• **The exercise**
Exactly repeat the material, dropping only the pictures.

• **Task inputs**
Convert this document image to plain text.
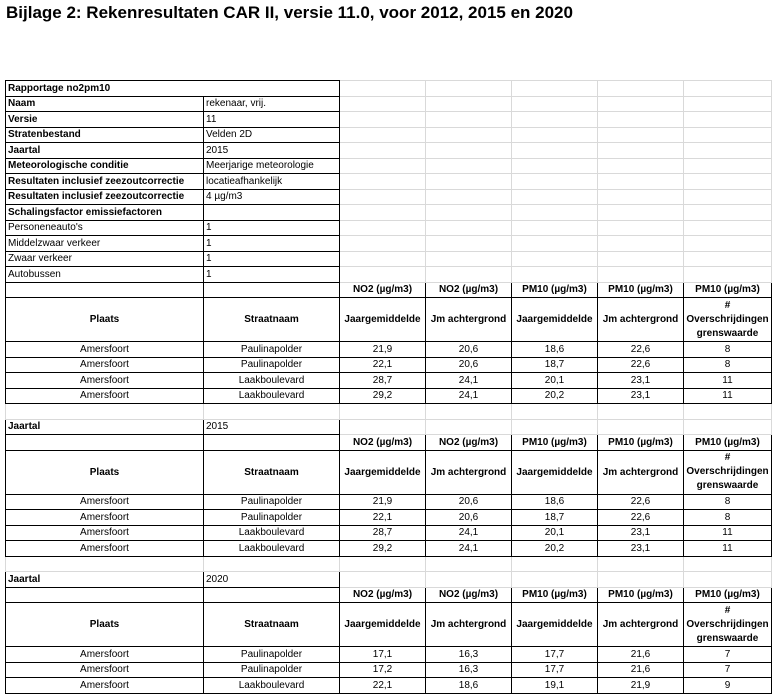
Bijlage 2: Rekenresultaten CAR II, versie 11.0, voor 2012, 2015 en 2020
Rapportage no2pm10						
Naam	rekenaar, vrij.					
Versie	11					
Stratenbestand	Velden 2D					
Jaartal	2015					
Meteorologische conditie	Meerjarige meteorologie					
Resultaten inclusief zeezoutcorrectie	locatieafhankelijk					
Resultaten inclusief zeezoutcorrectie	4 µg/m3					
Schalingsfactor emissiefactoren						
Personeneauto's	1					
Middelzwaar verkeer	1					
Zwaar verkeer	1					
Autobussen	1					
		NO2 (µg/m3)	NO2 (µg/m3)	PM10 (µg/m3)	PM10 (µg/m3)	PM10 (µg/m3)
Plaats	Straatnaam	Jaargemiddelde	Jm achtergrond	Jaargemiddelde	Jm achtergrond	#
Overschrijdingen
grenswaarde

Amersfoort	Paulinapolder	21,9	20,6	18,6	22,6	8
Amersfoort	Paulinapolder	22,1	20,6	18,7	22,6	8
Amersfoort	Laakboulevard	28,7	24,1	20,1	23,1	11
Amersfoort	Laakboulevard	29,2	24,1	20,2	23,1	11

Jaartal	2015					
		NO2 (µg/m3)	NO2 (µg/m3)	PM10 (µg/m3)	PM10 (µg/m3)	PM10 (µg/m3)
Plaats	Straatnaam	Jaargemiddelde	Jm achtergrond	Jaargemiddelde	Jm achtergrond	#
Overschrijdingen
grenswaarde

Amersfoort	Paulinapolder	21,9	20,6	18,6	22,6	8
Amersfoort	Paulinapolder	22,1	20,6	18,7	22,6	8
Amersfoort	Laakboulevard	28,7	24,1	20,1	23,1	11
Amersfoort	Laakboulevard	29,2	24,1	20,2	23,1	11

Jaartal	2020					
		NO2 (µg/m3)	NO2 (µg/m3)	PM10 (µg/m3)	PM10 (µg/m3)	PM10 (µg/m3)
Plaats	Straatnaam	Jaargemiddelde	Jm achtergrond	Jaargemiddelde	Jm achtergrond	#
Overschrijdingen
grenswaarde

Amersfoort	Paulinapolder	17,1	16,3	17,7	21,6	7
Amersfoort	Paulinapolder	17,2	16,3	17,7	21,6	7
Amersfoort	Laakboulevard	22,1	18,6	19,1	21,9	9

• **Answer for this exercise**
Convert this document image to plain text.
Bijlage 2: Rekenresultaten CAR II, versie 11.0, voor 2012, 2015 en 2020
Rapportage no2pm10						
Naam	rekenaar, vrij.					
Versie	11					
Stratenbestand	Velden 2D					
Jaartal	2015					
Meteorologische conditie	Meerjarige meteorologie					
Resultaten inclusief zeezoutcorrectie	locatieafhankelijk					
Resultaten inclusief zeezoutcorrectie	4 µg/m3					
Schalingsfactor emissiefactoren						
Personeneauto's	1					
Middelzwaar verkeer	1					
Zwaar verkeer	1					
Autobussen	1					
		NO2 (µg/m3)	NO2 (µg/m3)	PM10 (µg/m3)	PM10 (µg/m3)	PM10 (µg/m3)
Plaats	Straatnaam	Jaargemiddelde	Jm achtergrond	Jaargemiddelde	Jm achtergrond	#
Overschrijdingen
grenswaarde

Amersfoort	Paulinapolder	21,9	20,6	18,6	22,6	8
Amersfoort	Paulinapolder	22,1	20,6	18,7	22,6	8
Amersfoort	Laakboulevard	28,7	24,1	20,1	23,1	11
Amersfoort	Laakboulevard	29,2	24,1	20,2	23,1	11

Jaartal	2015					
		NO2 (µg/m3)	NO2 (µg/m3)	PM10 (µg/m3)	PM10 (µg/m3)	PM10 (µg/m3)
Plaats	Straatnaam	Jaargemiddelde	Jm achtergrond	Jaargemiddelde	Jm achtergrond	#
Overschrijdingen
grenswaarde

Amersfoort	Paulinapolder	21,9	20,6	18,6	22,6	8
Amersfoort	Paulinapolder	22,1	20,6	18,7	22,6	8
Amersfoort	Laakboulevard	28,7	24,1	20,1	23,1	11
Amersfoort	Laakboulevard	29,2	24,1	20,2	23,1	11

Jaartal	2020					
		NO2 (µg/m3)	NO2 (µg/m3)	PM10 (µg/m3)	PM10 (µg/m3)	PM10 (µg/m3)
Plaats	Straatnaam	Jaargemiddelde	Jm achtergrond	Jaargemiddelde	Jm achtergrond	#
Overschrijdingen
grenswaarde

Amersfoort	Paulinapolder	17,1	16,3	17,7	21,6	7
Amersfoort	Paulinapolder	17,2	16,3	17,7	21,6	7
Amersfoort	Laakboulevard	22,1	18,6	19,1	21,9	9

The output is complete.